* GOAL: Output the data below in full, byte for byte. Nothing may differ.

'''

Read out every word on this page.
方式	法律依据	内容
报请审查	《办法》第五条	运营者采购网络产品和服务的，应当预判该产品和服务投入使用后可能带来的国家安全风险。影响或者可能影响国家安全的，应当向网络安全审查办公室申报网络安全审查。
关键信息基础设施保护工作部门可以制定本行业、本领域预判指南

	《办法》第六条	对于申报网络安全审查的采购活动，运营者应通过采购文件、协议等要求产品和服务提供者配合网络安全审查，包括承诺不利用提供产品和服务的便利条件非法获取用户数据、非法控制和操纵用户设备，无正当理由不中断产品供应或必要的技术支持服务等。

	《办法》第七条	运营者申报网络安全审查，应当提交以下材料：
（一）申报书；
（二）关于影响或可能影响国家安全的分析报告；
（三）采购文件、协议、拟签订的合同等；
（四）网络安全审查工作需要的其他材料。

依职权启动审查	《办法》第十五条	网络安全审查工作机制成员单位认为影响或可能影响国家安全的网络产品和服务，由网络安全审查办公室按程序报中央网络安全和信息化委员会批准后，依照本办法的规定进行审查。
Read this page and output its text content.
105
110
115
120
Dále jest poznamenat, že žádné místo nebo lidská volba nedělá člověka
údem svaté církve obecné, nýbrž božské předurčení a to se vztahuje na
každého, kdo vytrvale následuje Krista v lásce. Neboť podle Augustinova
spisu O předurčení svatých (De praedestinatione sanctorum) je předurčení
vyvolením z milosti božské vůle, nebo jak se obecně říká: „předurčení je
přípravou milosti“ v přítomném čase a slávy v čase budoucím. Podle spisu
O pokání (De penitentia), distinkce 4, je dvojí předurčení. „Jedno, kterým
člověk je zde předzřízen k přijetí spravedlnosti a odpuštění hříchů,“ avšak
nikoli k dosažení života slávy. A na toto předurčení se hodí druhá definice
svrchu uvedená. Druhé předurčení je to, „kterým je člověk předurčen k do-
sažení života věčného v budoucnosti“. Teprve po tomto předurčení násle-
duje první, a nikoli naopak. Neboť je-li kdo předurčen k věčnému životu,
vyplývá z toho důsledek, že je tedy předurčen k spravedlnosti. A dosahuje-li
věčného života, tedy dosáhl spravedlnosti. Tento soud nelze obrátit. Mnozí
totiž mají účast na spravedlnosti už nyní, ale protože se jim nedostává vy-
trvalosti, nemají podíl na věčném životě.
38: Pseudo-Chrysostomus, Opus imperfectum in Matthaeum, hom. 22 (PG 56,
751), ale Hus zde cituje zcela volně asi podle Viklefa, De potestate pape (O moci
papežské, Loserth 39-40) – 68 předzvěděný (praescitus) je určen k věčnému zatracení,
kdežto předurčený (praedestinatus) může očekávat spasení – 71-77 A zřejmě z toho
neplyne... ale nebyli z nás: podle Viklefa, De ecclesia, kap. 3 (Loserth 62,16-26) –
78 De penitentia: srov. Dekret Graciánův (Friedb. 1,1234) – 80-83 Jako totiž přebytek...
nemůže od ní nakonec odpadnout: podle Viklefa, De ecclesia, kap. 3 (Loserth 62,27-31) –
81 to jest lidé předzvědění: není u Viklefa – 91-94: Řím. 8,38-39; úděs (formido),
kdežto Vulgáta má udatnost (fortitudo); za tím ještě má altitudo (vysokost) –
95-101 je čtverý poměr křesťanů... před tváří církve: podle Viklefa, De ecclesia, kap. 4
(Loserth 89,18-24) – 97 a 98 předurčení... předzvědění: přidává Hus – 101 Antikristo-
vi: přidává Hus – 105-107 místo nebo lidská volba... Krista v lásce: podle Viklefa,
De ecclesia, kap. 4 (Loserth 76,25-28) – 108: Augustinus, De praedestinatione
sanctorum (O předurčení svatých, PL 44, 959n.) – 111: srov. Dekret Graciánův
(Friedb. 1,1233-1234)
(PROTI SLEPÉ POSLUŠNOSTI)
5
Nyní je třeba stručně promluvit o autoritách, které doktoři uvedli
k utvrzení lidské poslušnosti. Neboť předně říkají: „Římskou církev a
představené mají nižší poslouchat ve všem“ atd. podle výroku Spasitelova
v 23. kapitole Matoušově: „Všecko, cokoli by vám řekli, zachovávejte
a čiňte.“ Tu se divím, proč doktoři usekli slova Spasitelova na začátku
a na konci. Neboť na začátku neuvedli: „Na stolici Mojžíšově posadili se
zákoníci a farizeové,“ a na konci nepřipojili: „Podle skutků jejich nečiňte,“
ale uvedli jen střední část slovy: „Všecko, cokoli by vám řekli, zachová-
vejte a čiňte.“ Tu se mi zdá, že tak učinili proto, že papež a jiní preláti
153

'''

* REPLY:
Read out every word on this page.
方式	法律依据	内容
报请审查	《办法》第五条	运营者采购网络产品和服务的，应当预判该产品和服务投入使用后可能带来的国家安全风险。影响或者可能影响国家安全的，应当向网络安全审查办公室申报网络安全审查。
关键信息基础设施保护工作部门可以制定本行业、本领域预判指南

	《办法》第六条	对于申报网络安全审查的采购活动，运营者应通过采购文件、协议等要求产品和服务提供者配合网络安全审查，包括承诺不利用提供产品和服务的便利条件非法获取用户数据、非法控制和操纵用户设备，无正当理由不中断产品供应或必要的技术支持服务等。

	《办法》第七条	运营者申报网络安全审查，应当提交以下材料：
（一）申报书；
（二）关于影响或可能影响国家安全的分析报告；
（三）采购文件、协议、拟签订的合同等；
（四）网络安全审查工作需要的其他材料。

依职权启动审查	《办法》第十五条	网络安全审查工作机制成员单位认为影响或可能影响国家安全的网络产品和服务，由网络安全审查办公室按程序报中央网络安全和信息化委员会批准后，依照本办法的规定进行审查。
Read this page and output its text content.
105
110
115
120
Dále jest poznamenat, že žádné místo nebo lidská volba nedělá člověka
údem svaté církve obecné, nýbrž božské předurčení a to se vztahuje na
každého, kdo vytrvale následuje Krista v lásce. Neboť podle Augustinova
spisu O předurčení svatých (De praedestinatione sanctorum) je předurčení
vyvolením z milosti božské vůle, nebo jak se obecně říká: „předurčení je
přípravou milosti“ v přítomném čase a slávy v čase budoucím. Podle spisu
O pokání (De penitentia), distinkce 4, je dvojí předurčení. „Jedno, kterým
člověk je zde předzřízen k přijetí spravedlnosti a odpuštění hříchů,“ avšak
nikoli k dosažení života slávy. A na toto předurčení se hodí druhá definice
svrchu uvedená. Druhé předurčení je to, „kterým je člověk předurčen k do-
sažení života věčného v budoucnosti“. Teprve po tomto předurčení násle-
duje první, a nikoli naopak. Neboť je-li kdo předurčen k věčnému životu,
vyplývá z toho důsledek, že je tedy předurčen k spravedlnosti. A dosahuje-li
věčného života, tedy dosáhl spravedlnosti. Tento soud nelze obrátit. Mnozí
totiž mají účast na spravedlnosti už nyní, ale protože se jim nedostává vy-
trvalosti, nemají podíl na věčném životě.
38: Pseudo-Chrysostomus, Opus imperfectum in Matthaeum, hom. 22 (PG 56,
751), ale Hus zde cituje zcela volně asi podle Viklefa, De potestate pape (O moci
papežské, Loserth 39-40) – 68 předzvěděný (praescitus) je určen k věčnému zatracení,
kdežto předurčený (praedestinatus) může očekávat spasení – 71-77 A zřejmě z toho
neplyne... ale nebyli z nás: podle Viklefa, De ecclesia, kap. 3 (Loserth 62,16-26) –
78 De penitentia: srov. Dekret Graciánův (Friedb. 1,1234) – 80-83 Jako totiž přebytek...
nemůže od ní nakonec odpadnout: podle Viklefa, De ecclesia, kap. 3 (Loserth 62,27-31) –
81 to jest lidé předzvědění: není u Viklefa – 91-94: Řím. 8,38-39; úděs (formido),
kdežto Vulgáta má udatnost (fortitudo); za tím ještě má altitudo (vysokost) –
95-101 je čtverý poměr křesťanů... před tváří církve: podle Viklefa, De ecclesia, kap. 4
(Loserth 89,18-24) – 97 a 98 předurčení... předzvědění: přidává Hus – 101 Antikristo-
vi: přidává Hus – 105-107 místo nebo lidská volba... Krista v lásce: podle Viklefa,
De ecclesia, kap. 4 (Loserth 76,25-28) – 108: Augustinus, De praedestinatione
sanctorum (O předurčení svatých, PL 44, 959n.) – 111: srov. Dekret Graciánův
(Friedb. 1,1233-1234)
(PROTI SLEPÉ POSLUŠNOSTI)
5
Nyní je třeba stručně promluvit o autoritách, které doktoři uvedli
k utvrzení lidské poslušnosti. Neboť předně říkají: „Římskou církev a
představené mají nižší poslouchat ve všem“ atd. podle výroku Spasitelova
v 23. kapitole Matoušově: „Všecko, cokoli by vám řekli, zachovávejte
a čiňte.“ Tu se divím, proč doktoři usekli slova Spasitelova na začátku
a na konci. Neboť na začátku neuvedli: „Na stolici Mojžíšově posadili se
zákoníci a farizeové,“ a na konci nepřipojili: „Podle skutků jejich nečiňte,“
ale uvedli jen střední část slovy: „Všecko, cokoli by vám řekli, zachová-
vejte a čiňte.“ Tu se mi zdá, že tak učinili proto, že papež a jiní preláti
153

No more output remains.